▶ Given request: Pictures stay out of the copy; restate everything else in the material exactly.

▶ Given entries:
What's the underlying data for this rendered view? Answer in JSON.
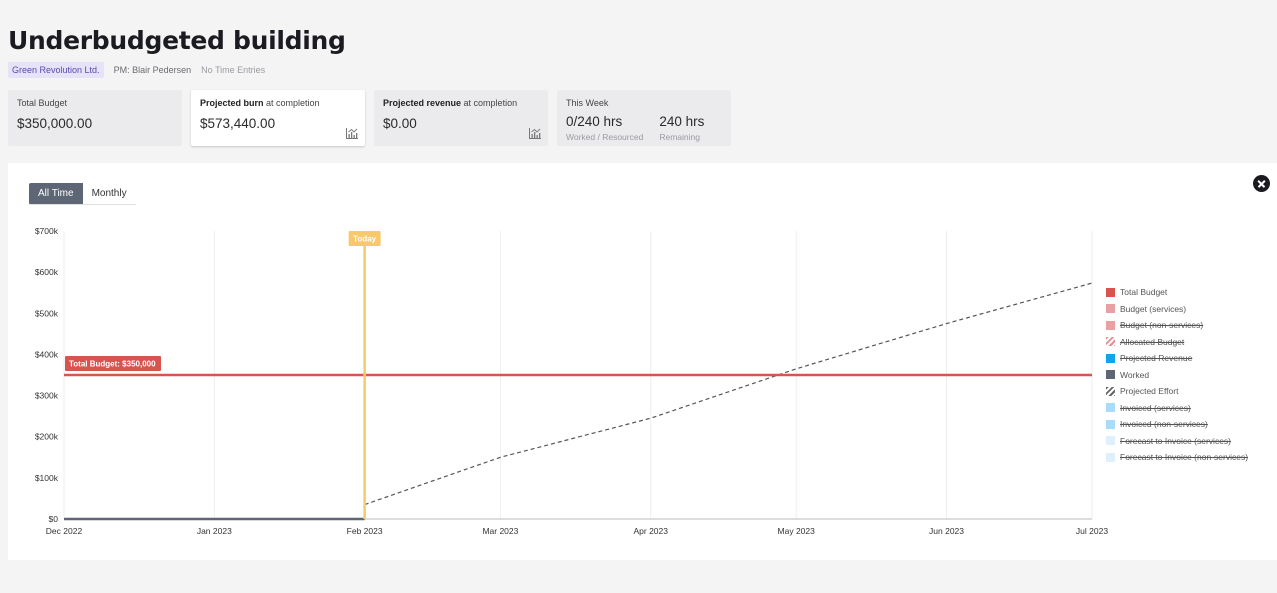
{
  "header": {
    "title": "Underbudgeted building",
    "client": "Green Revolution Ltd.",
    "pm": "PM: Blair Pedersen",
    "time_entries": "No Time Entries"
  },
  "cards": {
    "total_budget": {
      "title": "Total Budget",
      "value": "$350,000.00"
    },
    "projected_burn": {
      "title_bold": "Projected burn",
      "title_rest": " at completion",
      "value": "$573,440.00",
      "icon": "chart-icon"
    },
    "projected_revenue": {
      "title_bold": "Projected revenue",
      "title_rest": " at completion",
      "value": "$0.00",
      "icon": "chart-icon"
    },
    "this_week": {
      "title": "This Week",
      "worked_value": "0/240 hrs",
      "worked_label": "Worked / Resourced",
      "remaining_value": "240 hrs",
      "remaining_label": "Remaining"
    }
  },
  "toggle": {
    "all_time": "All Time",
    "monthly": "Monthly",
    "selected": "All Time"
  },
  "close_icon": "close-icon",
  "chart_data": {
    "type": "line",
    "x_ticks": [
      "Dec 2022",
      "Jan 2023",
      "Feb 2023",
      "Mar 2023",
      "Apr 2023",
      "May 2023",
      "Jun 2023",
      "Jul 2023"
    ],
    "y_ticks": [
      "$0",
      "$100k",
      "$200k",
      "$300k",
      "$400k",
      "$500k",
      "$600k",
      "$700k"
    ],
    "ylim": [
      0,
      700000
    ],
    "xlim": [
      "2022-12-01",
      "2023-07-01"
    ],
    "grid": "vertical",
    "today": {
      "label": "Today",
      "x": "2023-02-01",
      "color": "#f7c96a"
    },
    "total_budget_line": {
      "label": "Total Budget: $350,000",
      "value": 350000,
      "color": "#d9534f"
    },
    "worked": {
      "name": "Worked",
      "color": "#5d6674",
      "x": [
        "2022-12-01",
        "2023-02-01"
      ],
      "y": [
        0,
        0
      ]
    },
    "projected_effort": {
      "name": "Projected Effort",
      "color": "#555555",
      "x": [
        "2023-02-01",
        "2023-03-01",
        "2023-04-01",
        "2023-05-01",
        "2023-06-01",
        "2023-07-01"
      ],
      "y": [
        35000,
        150000,
        245000,
        365000,
        475000,
        573440
      ]
    },
    "legend": [
      {
        "label": "Total Budget",
        "color": "#d9534f",
        "active": true,
        "pattern": "solid"
      },
      {
        "label": "Budget (services)",
        "color": "#e9a0a3",
        "active": true,
        "pattern": "solid"
      },
      {
        "label": "Budget (non-services)",
        "color": "#e9a0a3",
        "active": false,
        "pattern": "solid"
      },
      {
        "label": "Allocated Budget",
        "color": "#e88c93",
        "active": false,
        "pattern": "hatched"
      },
      {
        "label": "Projected Revenue",
        "color": "#12a3ef",
        "active": false,
        "pattern": "solid"
      },
      {
        "label": "Worked",
        "color": "#5d6674",
        "active": true,
        "pattern": "solid"
      },
      {
        "label": "Projected Effort",
        "color": "#666666",
        "active": true,
        "pattern": "hatched"
      },
      {
        "label": "Invoiced (services)",
        "color": "#a9dcfb",
        "active": false,
        "pattern": "solid"
      },
      {
        "label": "Invoiced (non-services)",
        "color": "#a9dcfb",
        "active": false,
        "pattern": "solid"
      },
      {
        "label": "Forecast to Invoice (services)",
        "color": "#ddf0fc",
        "active": false,
        "pattern": "solid"
      },
      {
        "label": "Forecast to Invoice (non-services)",
        "color": "#ddf0fc",
        "active": false,
        "pattern": "solid"
      }
    ],
    "legend_position": "right"
  }
}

▶ Result:
What's the underlying data for this rendered view? Answer in JSON.
{
  "header": {
    "title": "Underbudgeted building",
    "client": "Green Revolution Ltd.",
    "pm": "PM: Blair Pedersen",
    "time_entries": "No Time Entries"
  },
  "cards": {
    "total_budget": {
      "title": "Total Budget",
      "value": "$350,000.00"
    },
    "projected_burn": {
      "title_bold": "Projected burn",
      "title_rest": " at completion",
      "value": "$573,440.00",
      "icon": "chart-icon"
    },
    "projected_revenue": {
      "title_bold": "Projected revenue",
      "title_rest": " at completion",
      "value": "$0.00",
      "icon": "chart-icon"
    },
    "this_week": {
      "title": "This Week",
      "worked_value": "0/240 hrs",
      "worked_label": "Worked / Resourced",
      "remaining_value": "240 hrs",
      "remaining_label": "Remaining"
    }
  },
  "toggle": {
    "all_time": "All Time",
    "monthly": "Monthly",
    "selected": "All Time"
  },
  "close_icon": "close-icon",
  "chart_data": {
    "type": "line",
    "x_ticks": [
      "Dec 2022",
      "Jan 2023",
      "Feb 2023",
      "Mar 2023",
      "Apr 2023",
      "May 2023",
      "Jun 2023",
      "Jul 2023"
    ],
    "y_ticks": [
      "$0",
      "$100k",
      "$200k",
      "$300k",
      "$400k",
      "$500k",
      "$600k",
      "$700k"
    ],
    "ylim": [
      0,
      700000
    ],
    "xlim": [
      "2022-12-01",
      "2023-07-01"
    ],
    "grid": "vertical",
    "today": {
      "label": "Today",
      "x": "2023-02-01",
      "color": "#f7c96a"
    },
    "total_budget_line": {
      "label": "Total Budget: $350,000",
      "value": 350000,
      "color": "#d9534f"
    },
    "worked": {
      "name": "Worked",
      "color": "#5d6674",
      "x": [
        "2022-12-01",
        "2023-02-01"
      ],
      "y": [
        0,
        0
      ]
    },
    "projected_effort": {
      "name": "Projected Effort",
      "color": "#555555",
      "x": [
        "2023-02-01",
        "2023-03-01",
        "2023-04-01",
        "2023-05-01",
        "2023-06-01",
        "2023-07-01"
      ],
      "y": [
        35000,
        150000,
        245000,
        365000,
        475000,
        573440
      ]
    },
    "legend": [
      {
        "label": "Total Budget",
        "color": "#d9534f",
        "active": true,
        "pattern": "solid"
      },
      {
        "label": "Budget (services)",
        "color": "#e9a0a3",
        "active": true,
        "pattern": "solid"
      },
      {
        "label": "Budget (non-services)",
        "color": "#e9a0a3",
        "active": false,
        "pattern": "solid"
      },
      {
        "label": "Allocated Budget",
        "color": "#e88c93",
        "active": false,
        "pattern": "hatched"
      },
      {
        "label": "Projected Revenue",
        "color": "#12a3ef",
        "active": false,
        "pattern": "solid"
      },
      {
        "label": "Worked",
        "color": "#5d6674",
        "active": true,
        "pattern": "solid"
      },
      {
        "label": "Projected Effort",
        "color": "#666666",
        "active": true,
        "pattern": "hatched"
      },
      {
        "label": "Invoiced (services)",
        "color": "#a9dcfb",
        "active": false,
        "pattern": "solid"
      },
      {
        "label": "Invoiced (non-services)",
        "color": "#a9dcfb",
        "active": false,
        "pattern": "solid"
      },
      {
        "label": "Forecast to Invoice (services)",
        "color": "#ddf0fc",
        "active": false,
        "pattern": "solid"
      },
      {
        "label": "Forecast to Invoice (non-services)",
        "color": "#ddf0fc",
        "active": false,
        "pattern": "solid"
      }
    ],
    "legend_position": "right"
  }
}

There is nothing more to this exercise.